Labeled region entries:

◇ ◇ ◇ ◇ ◇ ◇ ◇

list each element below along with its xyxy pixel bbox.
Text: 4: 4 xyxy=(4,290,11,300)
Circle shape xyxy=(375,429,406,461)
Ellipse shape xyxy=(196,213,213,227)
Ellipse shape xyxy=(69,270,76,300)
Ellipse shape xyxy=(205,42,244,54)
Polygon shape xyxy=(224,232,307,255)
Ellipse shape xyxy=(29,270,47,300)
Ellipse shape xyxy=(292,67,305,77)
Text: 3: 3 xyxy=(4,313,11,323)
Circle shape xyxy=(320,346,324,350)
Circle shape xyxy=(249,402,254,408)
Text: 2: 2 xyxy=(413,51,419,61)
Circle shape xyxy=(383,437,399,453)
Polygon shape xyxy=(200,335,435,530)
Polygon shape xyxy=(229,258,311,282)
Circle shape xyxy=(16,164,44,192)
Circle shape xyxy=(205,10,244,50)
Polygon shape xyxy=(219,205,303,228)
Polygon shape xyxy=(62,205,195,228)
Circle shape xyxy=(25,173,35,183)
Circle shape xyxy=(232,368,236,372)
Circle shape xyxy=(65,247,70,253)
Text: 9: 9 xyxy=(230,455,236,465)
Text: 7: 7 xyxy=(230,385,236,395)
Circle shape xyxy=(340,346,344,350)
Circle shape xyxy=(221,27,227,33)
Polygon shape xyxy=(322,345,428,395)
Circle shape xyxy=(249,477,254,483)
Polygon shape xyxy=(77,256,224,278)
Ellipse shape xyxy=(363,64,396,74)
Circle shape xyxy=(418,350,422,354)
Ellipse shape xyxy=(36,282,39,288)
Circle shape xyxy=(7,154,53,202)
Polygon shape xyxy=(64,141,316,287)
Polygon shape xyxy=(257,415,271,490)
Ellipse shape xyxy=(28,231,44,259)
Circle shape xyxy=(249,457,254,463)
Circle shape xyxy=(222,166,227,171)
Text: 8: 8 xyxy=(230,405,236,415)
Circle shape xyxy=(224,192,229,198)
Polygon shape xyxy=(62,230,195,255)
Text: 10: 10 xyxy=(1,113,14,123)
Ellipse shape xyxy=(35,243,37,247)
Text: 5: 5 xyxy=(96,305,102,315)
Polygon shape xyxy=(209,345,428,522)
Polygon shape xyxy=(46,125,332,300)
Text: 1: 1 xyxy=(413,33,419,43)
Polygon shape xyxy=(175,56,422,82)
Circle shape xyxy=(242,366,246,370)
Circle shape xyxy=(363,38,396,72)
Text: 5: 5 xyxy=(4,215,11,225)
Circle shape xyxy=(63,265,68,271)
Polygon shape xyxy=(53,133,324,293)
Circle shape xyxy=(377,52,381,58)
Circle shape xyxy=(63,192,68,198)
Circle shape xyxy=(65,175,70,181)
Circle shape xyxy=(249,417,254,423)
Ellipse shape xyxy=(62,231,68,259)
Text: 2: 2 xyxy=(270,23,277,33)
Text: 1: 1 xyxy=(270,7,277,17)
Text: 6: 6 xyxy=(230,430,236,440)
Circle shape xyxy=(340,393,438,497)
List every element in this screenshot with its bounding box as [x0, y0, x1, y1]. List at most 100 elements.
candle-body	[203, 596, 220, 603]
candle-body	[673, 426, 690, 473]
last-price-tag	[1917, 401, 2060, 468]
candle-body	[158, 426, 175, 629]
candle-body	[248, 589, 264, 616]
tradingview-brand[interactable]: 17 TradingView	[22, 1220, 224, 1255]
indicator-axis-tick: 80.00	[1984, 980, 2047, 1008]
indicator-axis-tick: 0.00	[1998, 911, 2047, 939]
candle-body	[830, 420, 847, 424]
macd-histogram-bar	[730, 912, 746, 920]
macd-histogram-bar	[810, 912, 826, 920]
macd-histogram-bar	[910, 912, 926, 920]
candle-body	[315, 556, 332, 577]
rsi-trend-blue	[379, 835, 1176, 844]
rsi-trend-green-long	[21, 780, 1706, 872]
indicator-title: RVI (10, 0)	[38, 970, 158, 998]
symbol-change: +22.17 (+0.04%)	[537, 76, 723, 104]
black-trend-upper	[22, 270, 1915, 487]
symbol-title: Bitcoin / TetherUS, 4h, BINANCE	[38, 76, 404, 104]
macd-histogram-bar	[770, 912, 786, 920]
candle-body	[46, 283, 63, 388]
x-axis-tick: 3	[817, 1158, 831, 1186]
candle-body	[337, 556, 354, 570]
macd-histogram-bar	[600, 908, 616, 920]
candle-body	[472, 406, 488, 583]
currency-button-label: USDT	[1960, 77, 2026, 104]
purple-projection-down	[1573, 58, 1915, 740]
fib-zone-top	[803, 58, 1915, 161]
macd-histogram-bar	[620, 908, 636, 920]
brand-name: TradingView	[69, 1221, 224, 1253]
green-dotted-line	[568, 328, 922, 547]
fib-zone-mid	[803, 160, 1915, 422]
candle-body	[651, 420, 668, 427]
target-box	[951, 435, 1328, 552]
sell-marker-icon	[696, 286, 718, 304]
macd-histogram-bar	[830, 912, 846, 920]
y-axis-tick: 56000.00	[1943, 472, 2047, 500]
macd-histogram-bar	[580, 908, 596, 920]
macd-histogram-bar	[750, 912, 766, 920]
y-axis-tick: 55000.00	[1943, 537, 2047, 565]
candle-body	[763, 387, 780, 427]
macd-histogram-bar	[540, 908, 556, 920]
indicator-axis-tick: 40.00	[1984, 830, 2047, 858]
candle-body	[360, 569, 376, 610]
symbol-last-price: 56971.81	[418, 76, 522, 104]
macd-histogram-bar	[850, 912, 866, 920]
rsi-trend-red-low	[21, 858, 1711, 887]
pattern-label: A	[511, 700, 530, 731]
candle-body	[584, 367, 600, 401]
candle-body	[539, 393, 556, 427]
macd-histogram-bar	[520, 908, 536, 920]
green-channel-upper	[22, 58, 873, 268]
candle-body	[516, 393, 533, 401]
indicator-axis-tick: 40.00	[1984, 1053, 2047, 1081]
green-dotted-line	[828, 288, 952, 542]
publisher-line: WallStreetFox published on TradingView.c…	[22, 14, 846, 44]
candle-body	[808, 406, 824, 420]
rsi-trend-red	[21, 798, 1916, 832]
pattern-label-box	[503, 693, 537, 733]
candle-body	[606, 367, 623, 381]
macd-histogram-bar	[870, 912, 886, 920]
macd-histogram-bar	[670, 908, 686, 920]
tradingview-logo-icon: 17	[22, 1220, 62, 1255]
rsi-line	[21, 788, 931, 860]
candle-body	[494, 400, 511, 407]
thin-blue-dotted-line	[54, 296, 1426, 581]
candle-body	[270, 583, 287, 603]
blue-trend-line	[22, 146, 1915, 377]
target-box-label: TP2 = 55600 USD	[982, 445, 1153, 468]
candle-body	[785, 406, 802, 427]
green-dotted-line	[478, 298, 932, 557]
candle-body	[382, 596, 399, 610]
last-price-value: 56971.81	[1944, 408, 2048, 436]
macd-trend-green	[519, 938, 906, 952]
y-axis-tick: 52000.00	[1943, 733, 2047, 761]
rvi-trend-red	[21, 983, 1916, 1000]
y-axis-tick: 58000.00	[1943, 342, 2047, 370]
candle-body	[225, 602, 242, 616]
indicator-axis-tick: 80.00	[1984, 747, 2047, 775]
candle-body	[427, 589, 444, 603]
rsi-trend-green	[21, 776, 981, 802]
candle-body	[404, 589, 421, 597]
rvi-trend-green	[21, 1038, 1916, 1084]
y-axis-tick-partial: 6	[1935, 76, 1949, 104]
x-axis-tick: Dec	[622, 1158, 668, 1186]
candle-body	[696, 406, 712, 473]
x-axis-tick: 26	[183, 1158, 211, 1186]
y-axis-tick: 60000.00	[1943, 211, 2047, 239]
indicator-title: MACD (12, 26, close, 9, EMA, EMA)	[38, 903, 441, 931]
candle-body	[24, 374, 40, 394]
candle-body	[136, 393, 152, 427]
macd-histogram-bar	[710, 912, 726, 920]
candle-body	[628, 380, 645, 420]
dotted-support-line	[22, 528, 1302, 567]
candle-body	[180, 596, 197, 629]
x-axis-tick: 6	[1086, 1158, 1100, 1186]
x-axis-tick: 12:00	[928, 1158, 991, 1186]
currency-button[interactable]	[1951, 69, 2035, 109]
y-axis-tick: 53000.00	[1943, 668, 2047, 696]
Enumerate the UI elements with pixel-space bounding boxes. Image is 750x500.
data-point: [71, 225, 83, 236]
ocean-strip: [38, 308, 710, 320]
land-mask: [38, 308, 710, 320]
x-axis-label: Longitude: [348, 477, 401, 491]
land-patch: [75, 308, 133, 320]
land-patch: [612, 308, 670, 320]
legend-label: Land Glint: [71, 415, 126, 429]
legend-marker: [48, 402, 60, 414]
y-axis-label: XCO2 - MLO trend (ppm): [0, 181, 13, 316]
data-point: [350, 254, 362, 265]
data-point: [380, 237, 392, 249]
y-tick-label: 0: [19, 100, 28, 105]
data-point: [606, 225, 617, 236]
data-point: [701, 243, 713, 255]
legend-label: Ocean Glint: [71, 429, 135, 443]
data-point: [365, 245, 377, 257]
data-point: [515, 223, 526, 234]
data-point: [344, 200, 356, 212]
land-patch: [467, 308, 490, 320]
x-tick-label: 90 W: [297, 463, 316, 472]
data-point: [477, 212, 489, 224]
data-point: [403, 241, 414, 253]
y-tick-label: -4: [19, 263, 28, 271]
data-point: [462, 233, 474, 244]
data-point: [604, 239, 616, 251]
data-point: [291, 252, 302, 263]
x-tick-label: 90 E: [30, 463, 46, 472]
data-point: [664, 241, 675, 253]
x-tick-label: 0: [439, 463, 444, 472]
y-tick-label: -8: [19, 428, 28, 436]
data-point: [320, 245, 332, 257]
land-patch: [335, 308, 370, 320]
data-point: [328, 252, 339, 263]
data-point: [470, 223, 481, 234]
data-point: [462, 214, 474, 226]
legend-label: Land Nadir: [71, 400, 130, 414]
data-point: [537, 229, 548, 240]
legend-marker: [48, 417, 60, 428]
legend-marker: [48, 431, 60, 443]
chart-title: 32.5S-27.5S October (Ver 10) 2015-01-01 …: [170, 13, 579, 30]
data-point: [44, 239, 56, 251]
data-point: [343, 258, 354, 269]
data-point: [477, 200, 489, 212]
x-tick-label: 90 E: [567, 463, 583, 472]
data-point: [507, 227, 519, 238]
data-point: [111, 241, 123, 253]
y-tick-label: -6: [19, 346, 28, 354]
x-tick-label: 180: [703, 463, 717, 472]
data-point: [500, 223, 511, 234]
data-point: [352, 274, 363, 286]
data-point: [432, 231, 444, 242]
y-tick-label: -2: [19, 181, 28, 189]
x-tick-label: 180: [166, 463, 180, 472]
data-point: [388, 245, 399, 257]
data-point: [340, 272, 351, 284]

◇ ◇ ◇ ◇ ◇ ◇ ◇

Copy out the labeled region entries line for line, from the very first line down through the line that contains "Polygon shape xyxy=(46,125,332,300)".

Result of the task —
list each element below along with its xyxy pixel bbox.
Text: 4: 4 xyxy=(4,290,11,300)
Circle shape xyxy=(375,429,406,461)
Ellipse shape xyxy=(196,213,213,227)
Ellipse shape xyxy=(69,270,76,300)
Ellipse shape xyxy=(205,42,244,54)
Polygon shape xyxy=(224,232,307,255)
Ellipse shape xyxy=(29,270,47,300)
Ellipse shape xyxy=(292,67,305,77)
Text: 3: 3 xyxy=(4,313,11,323)
Circle shape xyxy=(320,346,324,350)
Circle shape xyxy=(249,402,254,408)
Text: 2: 2 xyxy=(413,51,419,61)
Circle shape xyxy=(383,437,399,453)
Polygon shape xyxy=(200,335,435,530)
Polygon shape xyxy=(229,258,311,282)
Circle shape xyxy=(16,164,44,192)
Circle shape xyxy=(205,10,244,50)
Polygon shape xyxy=(219,205,303,228)
Polygon shape xyxy=(62,205,195,228)
Circle shape xyxy=(25,173,35,183)
Circle shape xyxy=(232,368,236,372)
Circle shape xyxy=(65,247,70,253)
Text: 9: 9 xyxy=(230,455,236,465)
Text: 7: 7 xyxy=(230,385,236,395)
Circle shape xyxy=(340,346,344,350)
Circle shape xyxy=(221,27,227,33)
Polygon shape xyxy=(322,345,428,395)
Circle shape xyxy=(249,477,254,483)
Polygon shape xyxy=(77,256,224,278)
Ellipse shape xyxy=(363,64,396,74)
Circle shape xyxy=(418,350,422,354)
Ellipse shape xyxy=(36,282,39,288)
Circle shape xyxy=(7,154,53,202)
Polygon shape xyxy=(64,141,316,287)
Polygon shape xyxy=(257,415,271,490)
Ellipse shape xyxy=(28,231,44,259)
Circle shape xyxy=(249,457,254,463)
Circle shape xyxy=(222,166,227,171)
Text: 8: 8 xyxy=(230,405,236,415)
Circle shape xyxy=(224,192,229,198)
Polygon shape xyxy=(62,230,195,255)
Text: 10: 10 xyxy=(1,113,14,123)
Ellipse shape xyxy=(35,243,37,247)
Text: 5: 5 xyxy=(96,305,102,315)
Polygon shape xyxy=(209,345,428,522)
Polygon shape xyxy=(46,125,332,300)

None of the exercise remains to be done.